Output the entries word for word. Omit images.

--- Begin RECORD LIST ---

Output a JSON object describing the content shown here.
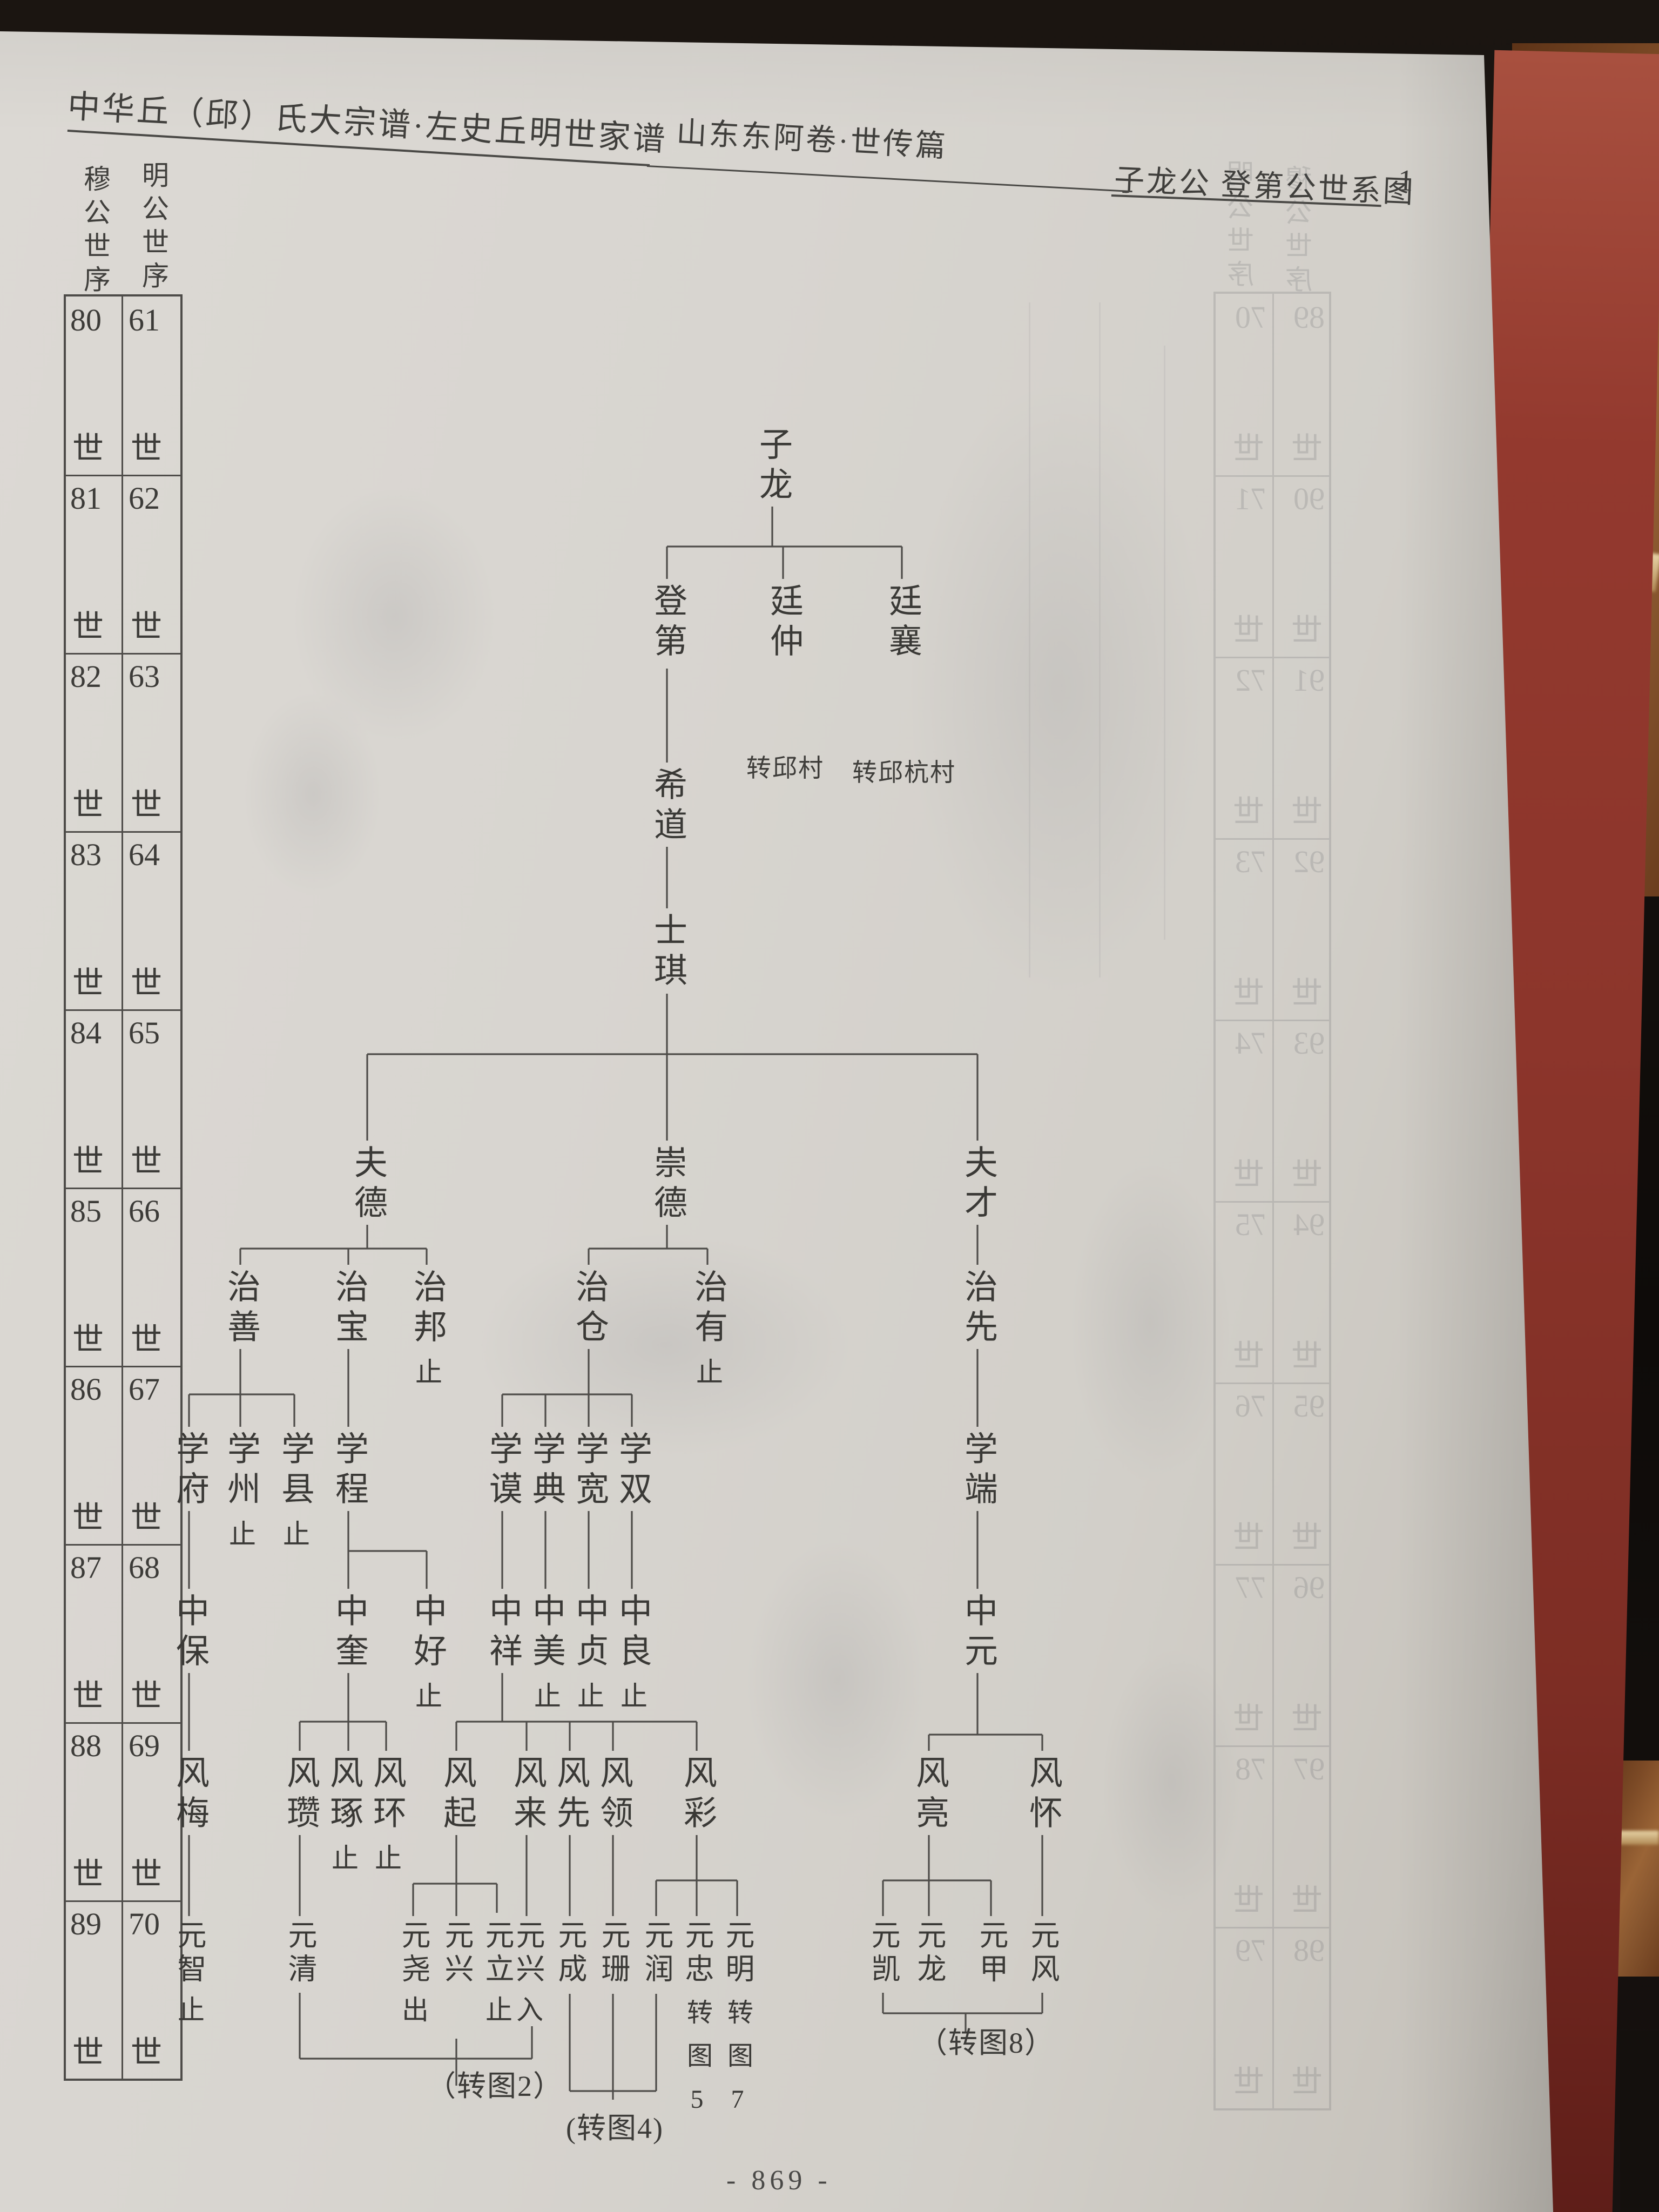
{
  "header": {
    "left_title": "中华丘（邱）氏大宗谱·左史丘明世家谱",
    "center_title": "山东东阿卷·世传篇",
    "right_title": "子龙公 登第公世系图",
    "right_page_no": "1"
  },
  "generation_table": {
    "left_header": "穆公世序",
    "right_header": "明公世序",
    "shi": "世",
    "rows": [
      {
        "mu": "80",
        "ming": "61"
      },
      {
        "mu": "81",
        "ming": "62"
      },
      {
        "mu": "82",
        "ming": "63"
      },
      {
        "mu": "83",
        "ming": "64"
      },
      {
        "mu": "84",
        "ming": "65"
      },
      {
        "mu": "85",
        "ming": "66"
      },
      {
        "mu": "86",
        "ming": "67"
      },
      {
        "mu": "87",
        "ming": "68"
      },
      {
        "mu": "88",
        "ming": "69"
      },
      {
        "mu": "89",
        "ming": "70"
      }
    ]
  },
  "tree": {
    "nodes": [
      {
        "label": "子龙"
      },
      {
        "label": "登第"
      },
      {
        "label": "廷仲",
        "note": "转邱村"
      },
      {
        "label": "廷襄",
        "note": "转邱杭村"
      },
      {
        "label": "希道"
      },
      {
        "label": "士琪"
      },
      {
        "label": "夫德"
      },
      {
        "label": "崇德"
      },
      {
        "label": "夫才"
      },
      {
        "label": "治善"
      },
      {
        "label": "治宝"
      },
      {
        "label": "治邦",
        "mark": "止"
      },
      {
        "label": "治仓"
      },
      {
        "label": "治有",
        "mark": "止"
      },
      {
        "label": "治先"
      },
      {
        "label": "学府"
      },
      {
        "label": "学州",
        "mark": "止"
      },
      {
        "label": "学县",
        "mark": "止"
      },
      {
        "label": "学程"
      },
      {
        "label": "学谟"
      },
      {
        "label": "学典"
      },
      {
        "label": "学宽"
      },
      {
        "label": "学双"
      },
      {
        "label": "学端"
      },
      {
        "label": "中保"
      },
      {
        "label": "中奎"
      },
      {
        "label": "中好",
        "mark": "止"
      },
      {
        "label": "中祥"
      },
      {
        "label": "中美",
        "mark": "止"
      },
      {
        "label": "中贞",
        "mark": "止"
      },
      {
        "label": "中良",
        "mark": "止"
      },
      {
        "label": "中元"
      },
      {
        "label": "风梅"
      },
      {
        "label": "风瓒"
      },
      {
        "label": "风琢",
        "mark": "止"
      },
      {
        "label": "风环",
        "mark": "止"
      },
      {
        "label": "风起"
      },
      {
        "label": "风来"
      },
      {
        "label": "风先"
      },
      {
        "label": "风领"
      },
      {
        "label": "风彩"
      },
      {
        "label": "风亮"
      },
      {
        "label": "风怀"
      },
      {
        "label": "元智",
        "mark": "止"
      },
      {
        "label": "元清"
      },
      {
        "label": "元尧",
        "mark": "出"
      },
      {
        "label": "元兴"
      },
      {
        "label": "元立",
        "mark": "止"
      },
      {
        "label": "元兴",
        "mark": "入"
      },
      {
        "label": "元成"
      },
      {
        "label": "元珊"
      },
      {
        "label": "元润"
      },
      {
        "label": "元忠",
        "mark": "转图5"
      },
      {
        "label": "元明",
        "mark": "转图7"
      },
      {
        "label": "元凯"
      },
      {
        "label": "元龙"
      },
      {
        "label": "元甲"
      },
      {
        "label": "元风"
      }
    ]
  },
  "annotations": {
    "to_chart_2": "（转图2）",
    "to_chart_4": "(转图4)",
    "to_chart_8": "（转图8）"
  },
  "footer": {
    "page_number": "- 869 -"
  },
  "ghost_table": {
    "left_header": "穆公世序",
    "right_header": "明公世序",
    "shi": "世",
    "rows": [
      {
        "mu": "89",
        "ming": "70"
      },
      {
        "mu": "90",
        "ming": "71"
      },
      {
        "mu": "91",
        "ming": "72"
      },
      {
        "mu": "92",
        "ming": "73"
      },
      {
        "mu": "93",
        "ming": "74"
      },
      {
        "mu": "94",
        "ming": "75"
      },
      {
        "mu": "95",
        "ming": "76"
      },
      {
        "mu": "96",
        "ming": "77"
      },
      {
        "mu": "97",
        "ming": "78"
      },
      {
        "mu": "98",
        "ming": "79"
      }
    ]
  }
}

--- End RECORD LIST ---

→ **RESULT OF THIS EXERCISE**
Output a JSON object describing the content shown here.
{
  "header": {
    "left_title": "中华丘（邱）氏大宗谱·左史丘明世家谱",
    "center_title": "山东东阿卷·世传篇",
    "right_title": "子龙公 登第公世系图",
    "right_page_no": "1"
  },
  "generation_table": {
    "left_header": "穆公世序",
    "right_header": "明公世序",
    "shi": "世",
    "rows": [
      {
        "mu": "80",
        "ming": "61"
      },
      {
        "mu": "81",
        "ming": "62"
      },
      {
        "mu": "82",
        "ming": "63"
      },
      {
        "mu": "83",
        "ming": "64"
      },
      {
        "mu": "84",
        "ming": "65"
      },
      {
        "mu": "85",
        "ming": "66"
      },
      {
        "mu": "86",
        "ming": "67"
      },
      {
        "mu": "87",
        "ming": "68"
      },
      {
        "mu": "88",
        "ming": "69"
      },
      {
        "mu": "89",
        "ming": "70"
      }
    ]
  },
  "tree": {
    "nodes": [
      {
        "label": "子龙"
      },
      {
        "label": "登第"
      },
      {
        "label": "廷仲",
        "note": "转邱村"
      },
      {
        "label": "廷襄",
        "note": "转邱杭村"
      },
      {
        "label": "希道"
      },
      {
        "label": "士琪"
      },
      {
        "label": "夫德"
      },
      {
        "label": "崇德"
      },
      {
        "label": "夫才"
      },
      {
        "label": "治善"
      },
      {
        "label": "治宝"
      },
      {
        "label": "治邦",
        "mark": "止"
      },
      {
        "label": "治仓"
      },
      {
        "label": "治有",
        "mark": "止"
      },
      {
        "label": "治先"
      },
      {
        "label": "学府"
      },
      {
        "label": "学州",
        "mark": "止"
      },
      {
        "label": "学县",
        "mark": "止"
      },
      {
        "label": "学程"
      },
      {
        "label": "学谟"
      },
      {
        "label": "学典"
      },
      {
        "label": "学宽"
      },
      {
        "label": "学双"
      },
      {
        "label": "学端"
      },
      {
        "label": "中保"
      },
      {
        "label": "中奎"
      },
      {
        "label": "中好",
        "mark": "止"
      },
      {
        "label": "中祥"
      },
      {
        "label": "中美",
        "mark": "止"
      },
      {
        "label": "中贞",
        "mark": "止"
      },
      {
        "label": "中良",
        "mark": "止"
      },
      {
        "label": "中元"
      },
      {
        "label": "风梅"
      },
      {
        "label": "风瓒"
      },
      {
        "label": "风琢",
        "mark": "止"
      },
      {
        "label": "风环",
        "mark": "止"
      },
      {
        "label": "风起"
      },
      {
        "label": "风来"
      },
      {
        "label": "风先"
      },
      {
        "label": "风领"
      },
      {
        "label": "风彩"
      },
      {
        "label": "风亮"
      },
      {
        "label": "风怀"
      },
      {
        "label": "元智",
        "mark": "止"
      },
      {
        "label": "元清"
      },
      {
        "label": "元尧",
        "mark": "出"
      },
      {
        "label": "元兴"
      },
      {
        "label": "元立",
        "mark": "止"
      },
      {
        "label": "元兴",
        "mark": "入"
      },
      {
        "label": "元成"
      },
      {
        "label": "元珊"
      },
      {
        "label": "元润"
      },
      {
        "label": "元忠",
        "mark": "转图5"
      },
      {
        "label": "元明",
        "mark": "转图7"
      },
      {
        "label": "元凯"
      },
      {
        "label": "元龙"
      },
      {
        "label": "元甲"
      },
      {
        "label": "元风"
      }
    ]
  },
  "annotations": {
    "to_chart_2": "（转图2）",
    "to_chart_4": "(转图4)",
    "to_chart_8": "（转图8）"
  },
  "footer": {
    "page_number": "- 869 -"
  },
  "ghost_table": {
    "left_header": "穆公世序",
    "right_header": "明公世序",
    "shi": "世",
    "rows": [
      {
        "mu": "89",
        "ming": "70"
      },
      {
        "mu": "90",
        "ming": "71"
      },
      {
        "mu": "91",
        "ming": "72"
      },
      {
        "mu": "92",
        "ming": "73"
      },
      {
        "mu": "93",
        "ming": "74"
      },
      {
        "mu": "94",
        "ming": "75"
      },
      {
        "mu": "95",
        "ming": "76"
      },
      {
        "mu": "96",
        "ming": "77"
      },
      {
        "mu": "97",
        "ming": "78"
      },
      {
        "mu": "98",
        "ming": "79"
      }
    ]
  }
}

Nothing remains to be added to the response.